YOUR TASK:
Reproduce the data exactly and drop any pictures it holds.

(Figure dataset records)
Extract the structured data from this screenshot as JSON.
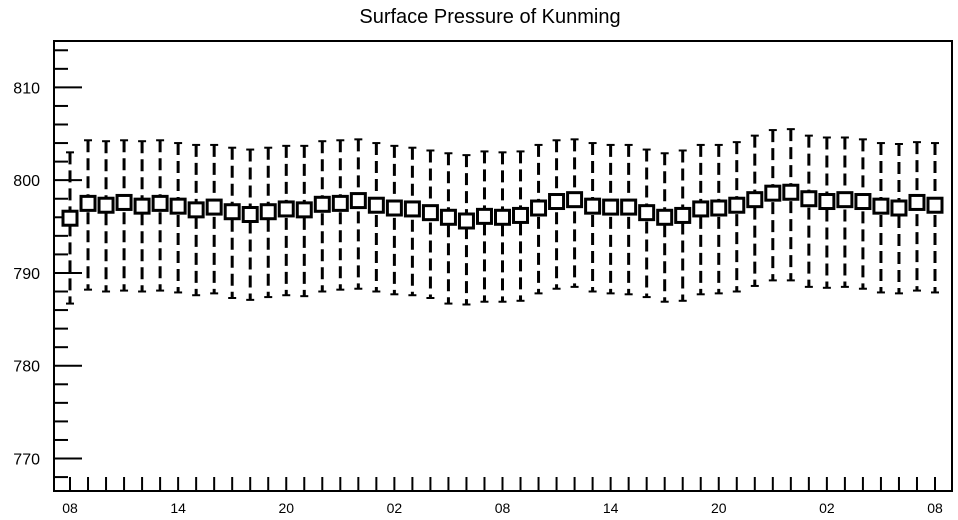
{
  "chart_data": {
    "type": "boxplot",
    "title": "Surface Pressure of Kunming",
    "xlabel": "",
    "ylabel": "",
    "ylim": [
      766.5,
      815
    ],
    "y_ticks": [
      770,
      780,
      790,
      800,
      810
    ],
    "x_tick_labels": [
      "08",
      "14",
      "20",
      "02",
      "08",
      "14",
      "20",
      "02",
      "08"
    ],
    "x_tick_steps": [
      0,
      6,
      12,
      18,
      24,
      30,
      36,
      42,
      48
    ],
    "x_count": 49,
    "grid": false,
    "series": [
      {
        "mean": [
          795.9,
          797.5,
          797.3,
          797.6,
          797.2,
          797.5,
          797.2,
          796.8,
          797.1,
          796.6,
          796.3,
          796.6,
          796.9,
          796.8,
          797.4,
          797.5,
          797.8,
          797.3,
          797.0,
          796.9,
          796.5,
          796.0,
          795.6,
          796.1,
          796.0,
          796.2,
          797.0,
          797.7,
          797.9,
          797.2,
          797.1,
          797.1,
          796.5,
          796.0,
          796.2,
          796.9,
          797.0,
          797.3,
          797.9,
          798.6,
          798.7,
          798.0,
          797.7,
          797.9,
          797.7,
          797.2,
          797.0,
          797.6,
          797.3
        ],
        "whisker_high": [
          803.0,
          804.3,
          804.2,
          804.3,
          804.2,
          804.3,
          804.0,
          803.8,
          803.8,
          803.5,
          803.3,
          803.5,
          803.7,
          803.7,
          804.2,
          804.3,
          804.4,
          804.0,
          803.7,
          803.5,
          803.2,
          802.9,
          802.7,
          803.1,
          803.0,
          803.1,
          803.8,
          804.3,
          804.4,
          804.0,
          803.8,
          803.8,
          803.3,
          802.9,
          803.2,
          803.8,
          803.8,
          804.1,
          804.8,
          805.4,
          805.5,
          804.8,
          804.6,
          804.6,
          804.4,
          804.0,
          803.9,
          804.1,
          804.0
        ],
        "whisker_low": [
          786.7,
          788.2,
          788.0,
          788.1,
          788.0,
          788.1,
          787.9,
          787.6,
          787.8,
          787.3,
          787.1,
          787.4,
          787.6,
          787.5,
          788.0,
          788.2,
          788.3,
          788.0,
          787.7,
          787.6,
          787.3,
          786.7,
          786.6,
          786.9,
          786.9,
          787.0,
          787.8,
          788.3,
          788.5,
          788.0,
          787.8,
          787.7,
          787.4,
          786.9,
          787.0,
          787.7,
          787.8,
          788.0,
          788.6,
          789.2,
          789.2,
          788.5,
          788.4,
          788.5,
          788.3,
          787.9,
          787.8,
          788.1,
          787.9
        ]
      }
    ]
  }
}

ANSWER TO THIS TASK:
Extract the structured data from this screenshot as JSON.
{
  "chart_data": {
    "type": "boxplot",
    "title": "Surface Pressure of Kunming",
    "xlabel": "",
    "ylabel": "",
    "ylim": [
      766.5,
      815
    ],
    "y_ticks": [
      770,
      780,
      790,
      800,
      810
    ],
    "x_tick_labels": [
      "08",
      "14",
      "20",
      "02",
      "08",
      "14",
      "20",
      "02",
      "08"
    ],
    "x_tick_steps": [
      0,
      6,
      12,
      18,
      24,
      30,
      36,
      42,
      48
    ],
    "x_count": 49,
    "grid": false,
    "series": [
      {
        "mean": [
          795.9,
          797.5,
          797.3,
          797.6,
          797.2,
          797.5,
          797.2,
          796.8,
          797.1,
          796.6,
          796.3,
          796.6,
          796.9,
          796.8,
          797.4,
          797.5,
          797.8,
          797.3,
          797.0,
          796.9,
          796.5,
          796.0,
          795.6,
          796.1,
          796.0,
          796.2,
          797.0,
          797.7,
          797.9,
          797.2,
          797.1,
          797.1,
          796.5,
          796.0,
          796.2,
          796.9,
          797.0,
          797.3,
          797.9,
          798.6,
          798.7,
          798.0,
          797.7,
          797.9,
          797.7,
          797.2,
          797.0,
          797.6,
          797.3
        ],
        "whisker_high": [
          803.0,
          804.3,
          804.2,
          804.3,
          804.2,
          804.3,
          804.0,
          803.8,
          803.8,
          803.5,
          803.3,
          803.5,
          803.7,
          803.7,
          804.2,
          804.3,
          804.4,
          804.0,
          803.7,
          803.5,
          803.2,
          802.9,
          802.7,
          803.1,
          803.0,
          803.1,
          803.8,
          804.3,
          804.4,
          804.0,
          803.8,
          803.8,
          803.3,
          802.9,
          803.2,
          803.8,
          803.8,
          804.1,
          804.8,
          805.4,
          805.5,
          804.8,
          804.6,
          804.6,
          804.4,
          804.0,
          803.9,
          804.1,
          804.0
        ],
        "whisker_low": [
          786.7,
          788.2,
          788.0,
          788.1,
          788.0,
          788.1,
          787.9,
          787.6,
          787.8,
          787.3,
          787.1,
          787.4,
          787.6,
          787.5,
          788.0,
          788.2,
          788.3,
          788.0,
          787.7,
          787.6,
          787.3,
          786.7,
          786.6,
          786.9,
          786.9,
          787.0,
          787.8,
          788.3,
          788.5,
          788.0,
          787.8,
          787.7,
          787.4,
          786.9,
          787.0,
          787.7,
          787.8,
          788.0,
          788.6,
          789.2,
          789.2,
          788.5,
          788.4,
          788.5,
          788.3,
          787.9,
          787.8,
          788.1,
          787.9
        ]
      }
    ]
  }
}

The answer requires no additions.